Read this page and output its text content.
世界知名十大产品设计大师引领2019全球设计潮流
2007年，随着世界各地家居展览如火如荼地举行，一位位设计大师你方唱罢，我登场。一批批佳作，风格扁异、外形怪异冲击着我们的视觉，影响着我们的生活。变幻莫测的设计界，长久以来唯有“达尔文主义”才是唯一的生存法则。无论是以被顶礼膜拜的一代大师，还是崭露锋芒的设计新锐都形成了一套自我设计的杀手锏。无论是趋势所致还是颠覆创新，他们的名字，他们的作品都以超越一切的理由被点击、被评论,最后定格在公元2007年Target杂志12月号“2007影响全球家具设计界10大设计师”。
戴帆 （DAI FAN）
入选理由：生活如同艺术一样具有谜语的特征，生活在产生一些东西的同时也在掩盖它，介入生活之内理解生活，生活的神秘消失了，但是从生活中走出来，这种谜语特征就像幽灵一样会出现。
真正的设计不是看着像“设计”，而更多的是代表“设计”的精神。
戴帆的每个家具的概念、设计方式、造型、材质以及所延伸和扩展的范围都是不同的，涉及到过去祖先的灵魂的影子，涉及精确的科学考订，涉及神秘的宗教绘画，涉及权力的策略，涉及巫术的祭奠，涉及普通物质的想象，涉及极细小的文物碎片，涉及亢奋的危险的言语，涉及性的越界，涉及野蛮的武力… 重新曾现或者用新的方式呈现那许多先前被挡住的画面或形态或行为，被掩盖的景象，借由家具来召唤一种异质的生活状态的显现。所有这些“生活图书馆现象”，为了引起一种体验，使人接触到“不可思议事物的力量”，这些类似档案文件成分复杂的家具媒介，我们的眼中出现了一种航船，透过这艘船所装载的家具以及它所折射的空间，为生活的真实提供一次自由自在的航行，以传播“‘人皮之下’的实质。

• [THE PROBLEM]: Quote the data above in full, changing nothing.

• [RESULT OF THE TASK]:
Read this page and output its text content.
世界知名十大产品设计大师引领2019全球设计潮流
2007年，随着世界各地家居展览如火如荼地举行，一位位设计大师你方唱罢，我登场。一批批佳作，风格扁异、外形怪异冲击着我们的视觉，影响着我们的生活。变幻莫测的设计界，长久以来唯有“达尔文主义”才是唯一的生存法则。无论是以被顶礼膜拜的一代大师，还是崭露锋芒的设计新锐都形成了一套自我设计的杀手锏。无论是趋势所致还是颠覆创新，他们的名字，他们的作品都以超越一切的理由被点击、被评论,最后定格在公元2007年Target杂志12月号“2007影响全球家具设计界10大设计师”。
戴帆 （DAI FAN）
入选理由：生活如同艺术一样具有谜语的特征，生活在产生一些东西的同时也在掩盖它，介入生活之内理解生活，生活的神秘消失了，但是从生活中走出来，这种谜语特征就像幽灵一样会出现。
真正的设计不是看着像“设计”，而更多的是代表“设计”的精神。
戴帆的每个家具的概念、设计方式、造型、材质以及所延伸和扩展的范围都是不同的，涉及到过去祖先的灵魂的影子，涉及精确的科学考订，涉及神秘的宗教绘画，涉及权力的策略，涉及巫术的祭奠，涉及普通物质的想象，涉及极细小的文物碎片，涉及亢奋的危险的言语，涉及性的越界，涉及野蛮的武力… 重新曾现或者用新的方式呈现那许多先前被挡住的画面或形态或行为，被掩盖的景象，借由家具来召唤一种异质的生活状态的显现。所有这些“生活图书馆现象”，为了引起一种体验，使人接触到“不可思议事物的力量”，这些类似档案文件成分复杂的家具媒介，我们的眼中出现了一种航船，透过这艘船所装载的家具以及它所折射的空间，为生活的真实提供一次自由自在的航行，以传播“‘人皮之下’的实质。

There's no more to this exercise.